- _PROVIDED TEXT_

(begin)

Re: DNS Flag Day - options for EDNS behavior control before then ?

2018-12-19 Thread Mark Andrews
Correct, there are no knobs in 9.13/9.14 for automatic fallback. 

Apart from a few very old Microsoft Windows DNS servers that don’t respond 
consistently to EDNS queries (they respond with FORMERR to the first query then 
don’t respond for a while to subsequent EDNS queries) there aren’t many servers 
that don’t answer EDNS queries any more.  That said there is still a single TLD 
server that doesn’t respond to EDNS queries at all.

server  { edns no; };

More likely you will strike a server that doesn’t respond to queries with DNS 
COOKIE options present and you will want to turn off sending that option.  This 
can be tested for with “dig +nocookie”.

server  { send-cookie no; };

Most of the problems are with stupid firewall defaults.  The firewall vendors 
want to be seen to be doing “something” with DNS and to hell with planned 
incremental deployment and interoperability.  STD 13 said what nameservers 
should do with unknown flags in the DNS header (ignore) and other changes 
(return FORMERR).  EDNS says to ignore unknown EDNS flags and options and to 
return BADVERS with the currently supported EDNS version for unsupported EDNS 
versions in requests.  These behaviours allow clients to be updated without 
having to update servers.  Firewall that drop queries aren’t doing anyone a 
service.  All they do is break interoperability.

(end)

- _DATA LISTING_
(begin)

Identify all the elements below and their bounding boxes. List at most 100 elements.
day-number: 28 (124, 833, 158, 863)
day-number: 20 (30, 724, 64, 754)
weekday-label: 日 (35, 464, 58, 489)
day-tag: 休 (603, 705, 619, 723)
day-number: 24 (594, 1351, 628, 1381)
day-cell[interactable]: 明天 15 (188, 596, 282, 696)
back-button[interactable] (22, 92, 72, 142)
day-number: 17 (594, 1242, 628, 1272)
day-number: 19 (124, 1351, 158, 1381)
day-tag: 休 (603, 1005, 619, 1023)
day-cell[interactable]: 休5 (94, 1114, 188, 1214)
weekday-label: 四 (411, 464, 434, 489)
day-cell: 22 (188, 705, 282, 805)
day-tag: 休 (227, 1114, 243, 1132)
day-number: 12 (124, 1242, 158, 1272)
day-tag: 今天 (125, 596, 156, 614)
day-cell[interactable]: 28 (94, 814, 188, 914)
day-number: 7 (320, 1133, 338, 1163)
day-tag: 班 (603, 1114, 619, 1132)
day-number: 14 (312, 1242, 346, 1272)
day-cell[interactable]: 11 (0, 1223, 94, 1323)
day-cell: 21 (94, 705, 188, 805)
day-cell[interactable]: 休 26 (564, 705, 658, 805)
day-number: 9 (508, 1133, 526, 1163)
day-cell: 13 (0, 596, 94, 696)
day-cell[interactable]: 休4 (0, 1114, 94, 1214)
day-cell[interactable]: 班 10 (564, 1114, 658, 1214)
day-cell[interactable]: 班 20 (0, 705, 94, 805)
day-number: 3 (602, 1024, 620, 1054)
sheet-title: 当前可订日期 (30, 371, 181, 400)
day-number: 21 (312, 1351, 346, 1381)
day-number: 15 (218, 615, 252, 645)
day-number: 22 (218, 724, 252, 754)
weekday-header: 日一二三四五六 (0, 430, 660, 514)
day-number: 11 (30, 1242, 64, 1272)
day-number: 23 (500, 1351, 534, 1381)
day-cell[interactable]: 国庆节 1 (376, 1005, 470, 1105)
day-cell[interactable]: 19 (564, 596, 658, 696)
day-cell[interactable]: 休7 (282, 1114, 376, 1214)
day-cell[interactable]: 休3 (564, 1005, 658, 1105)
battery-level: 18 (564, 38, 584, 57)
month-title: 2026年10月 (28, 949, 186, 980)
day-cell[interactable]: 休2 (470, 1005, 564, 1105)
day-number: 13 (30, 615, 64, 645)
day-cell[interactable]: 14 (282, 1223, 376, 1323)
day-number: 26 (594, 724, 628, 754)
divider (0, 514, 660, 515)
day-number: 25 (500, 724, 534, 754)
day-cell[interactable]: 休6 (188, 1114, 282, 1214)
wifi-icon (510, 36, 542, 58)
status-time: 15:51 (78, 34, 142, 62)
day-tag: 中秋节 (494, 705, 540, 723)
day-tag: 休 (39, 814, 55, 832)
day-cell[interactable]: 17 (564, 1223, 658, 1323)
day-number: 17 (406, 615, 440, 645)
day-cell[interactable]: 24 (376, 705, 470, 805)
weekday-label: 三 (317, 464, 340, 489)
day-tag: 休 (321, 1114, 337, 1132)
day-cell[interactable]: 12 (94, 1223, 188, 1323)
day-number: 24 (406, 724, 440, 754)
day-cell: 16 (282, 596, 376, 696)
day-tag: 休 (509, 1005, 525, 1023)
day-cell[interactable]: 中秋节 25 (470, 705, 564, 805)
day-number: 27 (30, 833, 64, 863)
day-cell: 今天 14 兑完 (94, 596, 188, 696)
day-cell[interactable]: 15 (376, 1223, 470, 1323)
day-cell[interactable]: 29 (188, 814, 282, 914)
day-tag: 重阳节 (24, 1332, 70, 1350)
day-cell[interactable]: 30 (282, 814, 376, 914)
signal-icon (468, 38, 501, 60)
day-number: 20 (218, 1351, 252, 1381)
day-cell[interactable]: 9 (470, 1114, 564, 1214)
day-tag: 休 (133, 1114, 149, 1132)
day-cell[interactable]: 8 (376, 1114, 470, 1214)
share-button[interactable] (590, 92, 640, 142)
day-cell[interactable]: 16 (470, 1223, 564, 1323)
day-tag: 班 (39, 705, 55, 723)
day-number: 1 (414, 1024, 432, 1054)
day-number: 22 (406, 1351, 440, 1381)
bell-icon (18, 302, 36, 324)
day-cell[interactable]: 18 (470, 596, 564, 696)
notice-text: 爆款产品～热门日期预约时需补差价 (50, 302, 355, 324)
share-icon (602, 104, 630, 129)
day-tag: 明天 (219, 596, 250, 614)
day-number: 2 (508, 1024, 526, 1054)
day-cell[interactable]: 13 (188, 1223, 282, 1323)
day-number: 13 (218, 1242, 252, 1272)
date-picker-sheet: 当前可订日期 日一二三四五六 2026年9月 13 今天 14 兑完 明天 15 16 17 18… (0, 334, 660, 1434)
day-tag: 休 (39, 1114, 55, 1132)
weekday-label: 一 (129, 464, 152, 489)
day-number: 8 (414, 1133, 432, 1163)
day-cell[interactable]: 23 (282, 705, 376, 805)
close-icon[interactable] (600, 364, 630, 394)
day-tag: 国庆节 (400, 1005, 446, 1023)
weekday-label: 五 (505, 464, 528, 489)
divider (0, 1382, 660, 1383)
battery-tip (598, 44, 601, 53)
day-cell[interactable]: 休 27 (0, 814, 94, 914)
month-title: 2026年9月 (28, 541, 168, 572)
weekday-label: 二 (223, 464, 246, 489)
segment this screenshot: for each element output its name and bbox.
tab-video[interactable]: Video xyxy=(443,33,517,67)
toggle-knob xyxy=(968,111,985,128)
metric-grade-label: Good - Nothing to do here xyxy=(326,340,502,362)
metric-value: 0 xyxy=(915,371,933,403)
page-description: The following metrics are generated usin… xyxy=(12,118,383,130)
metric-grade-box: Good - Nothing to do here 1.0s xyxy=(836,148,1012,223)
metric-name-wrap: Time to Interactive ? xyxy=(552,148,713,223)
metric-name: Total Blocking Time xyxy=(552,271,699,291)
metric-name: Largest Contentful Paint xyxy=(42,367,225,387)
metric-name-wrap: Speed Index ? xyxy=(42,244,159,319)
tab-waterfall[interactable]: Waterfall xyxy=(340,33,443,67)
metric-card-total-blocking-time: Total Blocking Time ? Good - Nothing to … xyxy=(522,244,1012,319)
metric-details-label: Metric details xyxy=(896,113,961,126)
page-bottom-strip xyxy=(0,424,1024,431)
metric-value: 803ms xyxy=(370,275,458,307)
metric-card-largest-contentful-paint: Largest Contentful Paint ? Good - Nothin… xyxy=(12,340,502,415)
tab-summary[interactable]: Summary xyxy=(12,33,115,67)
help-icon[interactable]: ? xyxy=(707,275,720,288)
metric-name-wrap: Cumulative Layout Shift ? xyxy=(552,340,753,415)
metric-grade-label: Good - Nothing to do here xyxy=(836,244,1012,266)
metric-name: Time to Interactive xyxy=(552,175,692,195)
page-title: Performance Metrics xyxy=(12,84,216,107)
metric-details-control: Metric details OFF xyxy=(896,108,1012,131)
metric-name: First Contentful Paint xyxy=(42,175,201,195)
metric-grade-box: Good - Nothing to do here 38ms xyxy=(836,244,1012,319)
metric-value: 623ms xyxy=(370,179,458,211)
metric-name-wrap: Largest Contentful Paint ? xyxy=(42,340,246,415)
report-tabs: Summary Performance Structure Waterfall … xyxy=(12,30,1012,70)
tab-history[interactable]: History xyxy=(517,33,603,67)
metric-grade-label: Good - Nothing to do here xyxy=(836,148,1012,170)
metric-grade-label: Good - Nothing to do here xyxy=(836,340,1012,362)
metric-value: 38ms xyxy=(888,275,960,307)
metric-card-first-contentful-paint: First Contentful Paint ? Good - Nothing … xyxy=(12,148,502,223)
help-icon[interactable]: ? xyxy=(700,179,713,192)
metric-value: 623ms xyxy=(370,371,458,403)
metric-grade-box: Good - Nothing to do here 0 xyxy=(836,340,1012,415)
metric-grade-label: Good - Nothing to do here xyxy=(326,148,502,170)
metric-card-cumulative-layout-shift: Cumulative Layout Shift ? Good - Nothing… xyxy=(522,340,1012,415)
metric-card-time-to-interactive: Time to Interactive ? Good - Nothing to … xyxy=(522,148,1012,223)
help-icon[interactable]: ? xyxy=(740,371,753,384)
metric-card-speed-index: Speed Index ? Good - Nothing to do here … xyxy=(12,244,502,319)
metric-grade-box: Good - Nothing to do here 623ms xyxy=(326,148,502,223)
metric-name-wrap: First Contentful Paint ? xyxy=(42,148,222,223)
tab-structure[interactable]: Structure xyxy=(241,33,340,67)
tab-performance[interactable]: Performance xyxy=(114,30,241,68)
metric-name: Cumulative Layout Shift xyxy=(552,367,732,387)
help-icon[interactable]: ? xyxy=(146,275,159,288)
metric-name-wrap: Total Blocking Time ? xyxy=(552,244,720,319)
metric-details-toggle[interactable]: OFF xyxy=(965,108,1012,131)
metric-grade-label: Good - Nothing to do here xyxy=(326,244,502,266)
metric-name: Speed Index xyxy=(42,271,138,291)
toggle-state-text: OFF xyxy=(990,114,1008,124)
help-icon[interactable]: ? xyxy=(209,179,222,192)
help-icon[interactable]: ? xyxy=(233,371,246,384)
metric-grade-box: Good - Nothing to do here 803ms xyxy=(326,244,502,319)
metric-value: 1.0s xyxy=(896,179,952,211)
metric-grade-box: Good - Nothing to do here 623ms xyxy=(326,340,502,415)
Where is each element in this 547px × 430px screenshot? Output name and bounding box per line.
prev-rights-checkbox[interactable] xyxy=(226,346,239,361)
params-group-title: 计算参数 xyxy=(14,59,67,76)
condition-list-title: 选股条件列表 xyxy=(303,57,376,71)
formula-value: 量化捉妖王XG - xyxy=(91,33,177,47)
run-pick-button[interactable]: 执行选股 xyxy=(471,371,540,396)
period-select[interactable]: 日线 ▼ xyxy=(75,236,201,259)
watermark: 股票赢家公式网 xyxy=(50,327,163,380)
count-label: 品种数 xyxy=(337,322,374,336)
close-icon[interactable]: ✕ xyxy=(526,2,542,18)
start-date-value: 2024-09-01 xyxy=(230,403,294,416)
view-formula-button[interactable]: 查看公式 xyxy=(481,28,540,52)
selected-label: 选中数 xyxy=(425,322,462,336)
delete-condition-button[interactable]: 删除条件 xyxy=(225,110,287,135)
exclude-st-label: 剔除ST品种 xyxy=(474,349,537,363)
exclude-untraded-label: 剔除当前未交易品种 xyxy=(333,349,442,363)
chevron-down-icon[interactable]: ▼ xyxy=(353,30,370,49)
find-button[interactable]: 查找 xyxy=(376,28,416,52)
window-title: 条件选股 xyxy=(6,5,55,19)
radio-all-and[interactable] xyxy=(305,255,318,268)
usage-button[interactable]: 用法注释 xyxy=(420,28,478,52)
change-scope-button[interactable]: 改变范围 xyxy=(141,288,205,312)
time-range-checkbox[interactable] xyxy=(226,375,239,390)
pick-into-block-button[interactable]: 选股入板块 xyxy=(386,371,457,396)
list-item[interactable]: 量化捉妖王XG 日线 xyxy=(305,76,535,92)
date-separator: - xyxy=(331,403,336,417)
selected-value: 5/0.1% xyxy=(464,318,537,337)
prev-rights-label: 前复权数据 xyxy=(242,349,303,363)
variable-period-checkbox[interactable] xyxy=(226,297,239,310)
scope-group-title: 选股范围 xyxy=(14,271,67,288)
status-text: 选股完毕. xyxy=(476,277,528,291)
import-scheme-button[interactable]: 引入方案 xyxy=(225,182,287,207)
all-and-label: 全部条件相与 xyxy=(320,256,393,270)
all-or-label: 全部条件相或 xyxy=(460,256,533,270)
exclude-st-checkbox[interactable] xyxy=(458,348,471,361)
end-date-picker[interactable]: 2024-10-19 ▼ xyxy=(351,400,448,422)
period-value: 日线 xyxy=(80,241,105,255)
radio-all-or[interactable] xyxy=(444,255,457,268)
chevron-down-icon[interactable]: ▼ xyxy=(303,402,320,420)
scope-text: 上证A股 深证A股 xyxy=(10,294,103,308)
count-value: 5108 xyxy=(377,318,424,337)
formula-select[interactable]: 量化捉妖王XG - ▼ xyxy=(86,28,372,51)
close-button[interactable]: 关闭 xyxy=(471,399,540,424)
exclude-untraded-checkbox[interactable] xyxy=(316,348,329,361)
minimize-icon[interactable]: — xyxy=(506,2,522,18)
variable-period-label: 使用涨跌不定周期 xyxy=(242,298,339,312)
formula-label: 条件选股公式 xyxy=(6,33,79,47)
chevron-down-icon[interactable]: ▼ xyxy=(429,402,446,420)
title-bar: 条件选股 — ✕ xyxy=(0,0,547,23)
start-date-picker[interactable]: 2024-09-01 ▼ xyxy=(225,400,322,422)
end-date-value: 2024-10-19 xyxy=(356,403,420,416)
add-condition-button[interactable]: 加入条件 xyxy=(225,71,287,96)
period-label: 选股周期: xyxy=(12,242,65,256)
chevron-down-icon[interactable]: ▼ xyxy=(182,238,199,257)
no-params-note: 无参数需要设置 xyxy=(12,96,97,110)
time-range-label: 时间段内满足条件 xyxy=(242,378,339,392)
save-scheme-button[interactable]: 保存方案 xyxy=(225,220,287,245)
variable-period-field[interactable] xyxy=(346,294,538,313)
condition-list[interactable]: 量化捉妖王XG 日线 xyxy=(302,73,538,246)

(end)

- _TASK STATEMENT_
Answer these about the DNS Flag Day reply:
1. How do the very old Microsoft Windows DNS servers respond to the first EDNS query?
2. What command can test for a server that doesn't respond to queries with DNS COOKIE options?
3. What does EDNS say to return for unsupported EDNS versions in requests?
The records play no part in what comes next.

- _CORRECT RESPONSE_
1. With FORMERR.
2. "dig +nocookie"
3. BADVERS, with the currently supported EDNS version.